STATED GOAL: Pick out all lines with the word "high" from the records that follow.
## start TASK INPUT
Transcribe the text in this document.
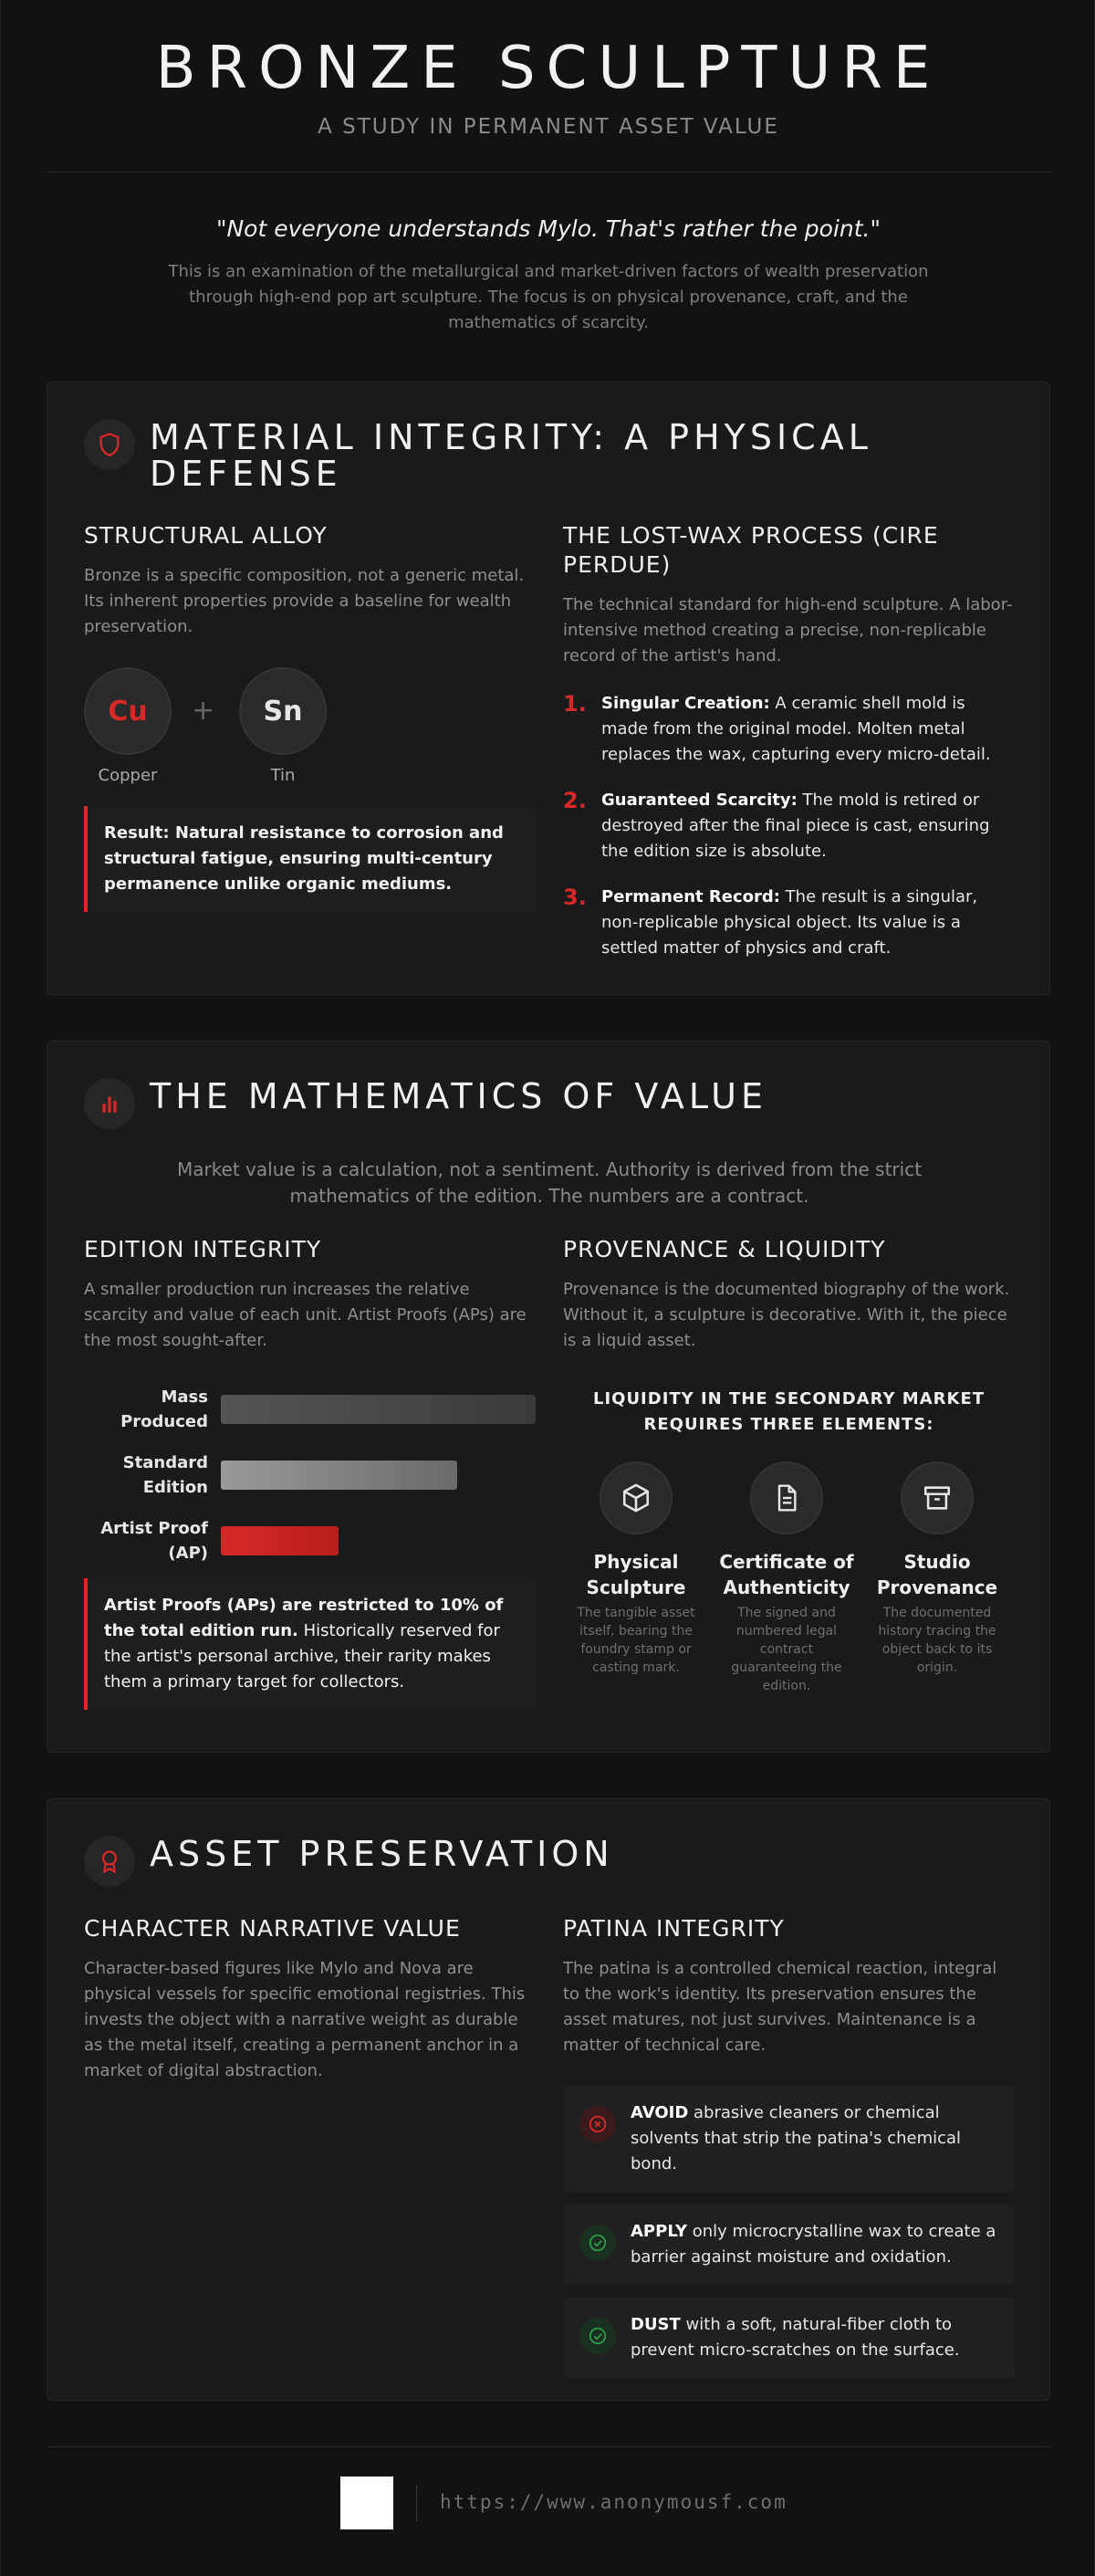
BRONZE SCULPTURE
A STUDY IN PERMANENT ASSET VALUE
"Not everyone understands Mylo. That's rather the point."

This is an examination of the metallurgical and market-driven factors of wealth preservation through high-end pop art sculpture. The focus is on physical provenance, craft, and the mathematics of scarcity.

MATERIAL INTEGRITY: A PHYSICAL DEFENSE
STRUCTURAL ALLOY

Bronze is a specific composition, not a generic metal. Its inherent properties provide a baseline for wealth preservation.

Cu
Copper
+	Sn
Tin
Result: Natural resistance to corrosion and structural fatigue, ensuring multi-century permanence unlike organic mediums.
THE LOST-WAX PROCESS (CIRE PERDUE)

The technical standard for high-end sculpture. A labor-intensive method creating a precise, non-replicable record of the artist's hand.

1. Singular Creation: A ceramic shell mold is made from the original model. Molten metal replaces the wax, capturing every micro-detail.
2. Guaranteed Scarcity: The mold is retired or destroyed after the final piece is cast, ensuring the edition size is absolute.
3. Permanent Record: The result is a singular, non-replicable physical object. Its value is a settled matter of physics and craft.
THE MATHEMATICS OF VALUE

Market value is a calculation, not a sentiment. Authority is derived from the strict mathematics of the edition. The numbers are a contract.

EDITION INTEGRITY

A smaller production run increases the relative scarcity and value of each unit. Artist Proofs (APs) are the most sought-after.

Mass Produced
Standard Edition
Artist Proof (AP)
Artist Proofs (APs) are restricted to 10% of the total edition run. Historically reserved for the artist's personal archive, their rarity makes them a primary target for collectors.
PROVENANCE & LIQUIDITY

Provenance is the documented biography of the work. Without it, a sculpture is decorative. With it, the piece is a liquid asset.

LIQUIDITY IN THE SECONDARY MARKET REQUIRES THREE ELEMENTS:
Physical Sculpture
The tangible asset itself, bearing the foundry stamp or casting mark.
Certificate of Authenticity
The signed and numbered legal contract guaranteeing the edition.
Studio Provenance
The documented history tracing the object back to its origin.
ASSET PRESERVATION
CHARACTER NARRATIVE VALUE

Character-based figures like Mylo and Nova are physical vessels for specific emotional registries. This invests the object with a narrative weight as durable as the metal itself, creating a permanent anchor in a market of digital abstraction.

PATINA INTEGRITY

The patina is a controlled chemical reaction, integral to the work's identity. Its preservation ensures the asset matures, not just survives. Maintenance is a matter of technical care.

AVOID abrasive cleaners or chemical solvents that strip the patina's chemical bond.
APPLY only microcrystalline wax to create a barrier against moisture and oxidation.
DUST with a soft, natural-fiber cloth to prevent micro-scratches on the surface.
https://www.anonymousf.com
## end TASK INPUT
THE OUTPUT:
This is an examination of the metallurgical and market-driven factors of wealth preservation through high-end pop art sculpture. The focus is on physical provenance, craft, and the mathematics of scarcity.
The technical standard for high-end sculpture. A labor-intensive method creating a precise, non-replicable record of the artist's hand.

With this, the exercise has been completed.